_What the exercise asks:_
Extract each line bearing the word "единства".

_Items:_
-*-*-
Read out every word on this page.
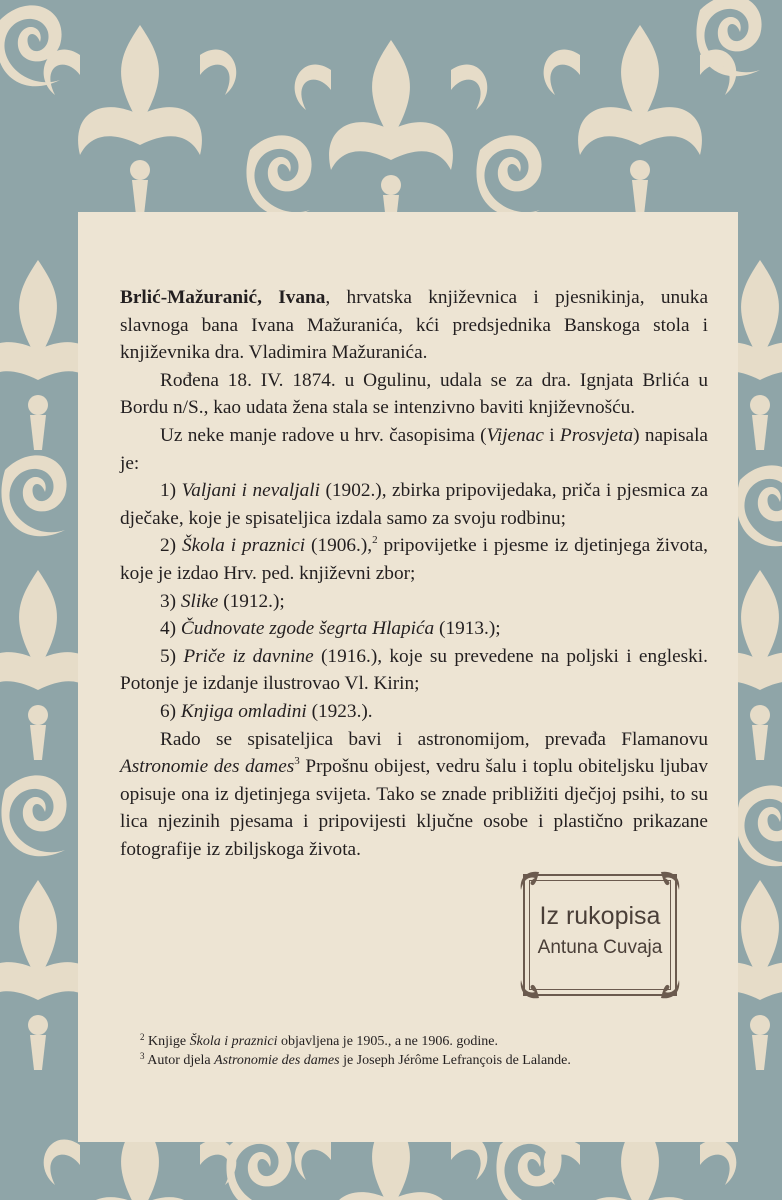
Brlić-Mažuranić, Ivana, hrvatska književnica i pjesnikinja, unuka slavnoga bana Ivana Mažuranića, kći predsjednika Banskoga stola i književnika dra. Vladimira Mažuranića.

Rođena 18. IV. 1874. u Ogulinu, udala se za dra. Ignjata Brlića u Bordu n/S., kao udata žena stala se intenzivno baviti književnošću.

Uz neke manje radove u hrv. časopisima (Vijenac i Prosvjeta) napisala je:

1) Valjani i nevaljali (1902.), zbirka pripovijedaka, priča i pjesmica za dječake, koje je spisateljica izdala samo za svoju rodbinu;

2) Škola i praznici (1906.),$^2$ pripovijetke i pjesme iz djetinjega života, koje je izdao Hrv. ped. književni zbor;

3) Slike (1912.);

4) Čudnovate zgode šegrta Hlapića (1913.);

5) Priče iz davnine (1916.), koje su prevedene na poljski i engleski. Potonje je izdanje ilustrovao Vl. Kirin;

6) Knjiga omladini (1923.).

Rado se spisateljica bavi i astronomijom, prevađa Flamanovu Astronomie des dames$^3$ Prpošnu obijest, vedru šalu i toplu obiteljsku ljubav opisuje ona iz djetinjega svijeta. Tako se znade približiti dječjoj psihi, to su lica njezinih pjesama i pripovijesti ključne osobe i plastično prikazane fotografije iz zbiljskoga života.

Iz rukopisa
Antuna Cuvaja

$^2$ Knjige Škola i praznici objavljena je 1905., a ne 1906. godine.

$^3$ Autor djela Astronomie des dames je Joseph Jérôme Lefrançois de Lalande.
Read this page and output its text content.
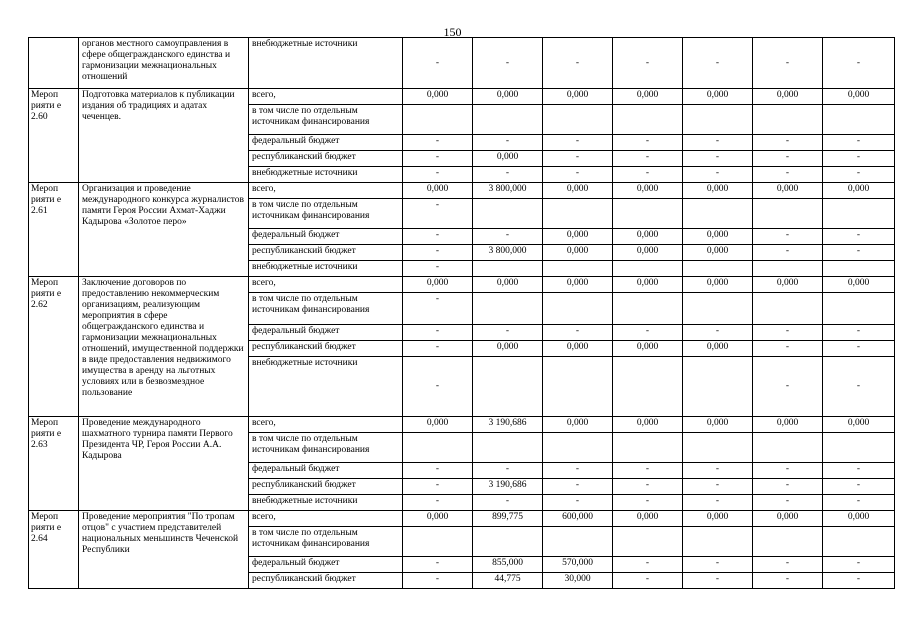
150
	органов местного самоуправления в сфере общегражданского единства и гармонизации межнациональных отношений	внебюджетные источники	-	-	-	-	-	-	-
Мероп рияти е 2.60	Подготовка материалов к публикации издания об традициях и адатах чеченцев.	всего,	0,000	0,000	0,000	0,000	0,000	0,000	0,000
		в том числе по отдельным источникам финансирования							
		федеральный бюджет	-	-	-	-	-	-	-
		республиканский бюджет	-	0,000	-	-	-	-	-
		внебюджетные источники	-	-	-	-	-	-	-
Мероп рияти е 2.61	Организация и проведение международного конкурса журналистов памяти Героя России Ахмат-Хаджи Кадырова «Золотое перо»	всего,	0,000	3 800,000	0,000	0,000	0,000	0,000	0,000
		в том числе по отдельным источникам финансирования	-						
		федеральный бюджет	-	-	0,000	0,000	0,000	-	-
		республиканский бюджет	-	3 800,000	0,000	0,000	0,000	-	-
		внебюджетные источники	-						
Мероп рияти е 2.62	Заключение договоров по предоставлению некоммерческим организациям, реализующим мероприятия в сфере общегражданского единства и гармонизации межнациональных отношений, имущественной поддержки в виде предоставления недвижимого имущества в аренду на льготных условиях или в безвозмездное пользование	всего,	0,000	0,000	0,000	0,000	0,000	0,000	0,000
		в том числе по отдельным источникам финансирования	-						
		федеральный бюджет	-	-	-	-	-	-	-
		республиканский бюджет	-	0,000	0,000	0,000	0,000	-	-
		внебюджетные источники	-					-	-
Мероп рияти е 2.63	Проведение международного шахматного турнира памяти Первого Президента ЧР, Героя России А.А. Кадырова	всего,	0,000	3 190,686	0,000	0,000	0,000	0,000	0,000
		в том числе по отдельным источникам финансирования							
		федеральный бюджет	-	-	-	-	-	-	-
		республиканский бюджет	-	3 190,686	-	-	-	-	-
		внебюджетные источники	-	-	-	-	-	-	-
Мероп рияти е 2.64	Проведение мероприятия "По тропам отцов" с участием представителей национальных меньшинств Чеченской Республики	всего,	0,000	899,775	600,000	0,000	0,000	0,000	0,000
		в том числе по отдельным источникам финансирования							
		федеральный бюджет	-	855,000	570,000	-	-	-	-
		республиканский бюджет	-	44,775	30,000	-	-	-	-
-*-*-
_Reply:_
	органов местного самоуправления в сфере общегражданского единства и гармонизации межнациональных отношений	внебюджетные источники	-	-	-	-	-	-	-
Мероп рияти е 2.62	Заключение договоров по предоставлению некоммерческим организациям, реализующим мероприятия в сфере общегражданского единства и гармонизации межнациональных отношений, имущественной поддержки в виде предоставления недвижимого имущества в аренду на льготных условиях или в безвозмездное пользование	всего,	0,000	0,000	0,000	0,000	0,000	0,000	0,000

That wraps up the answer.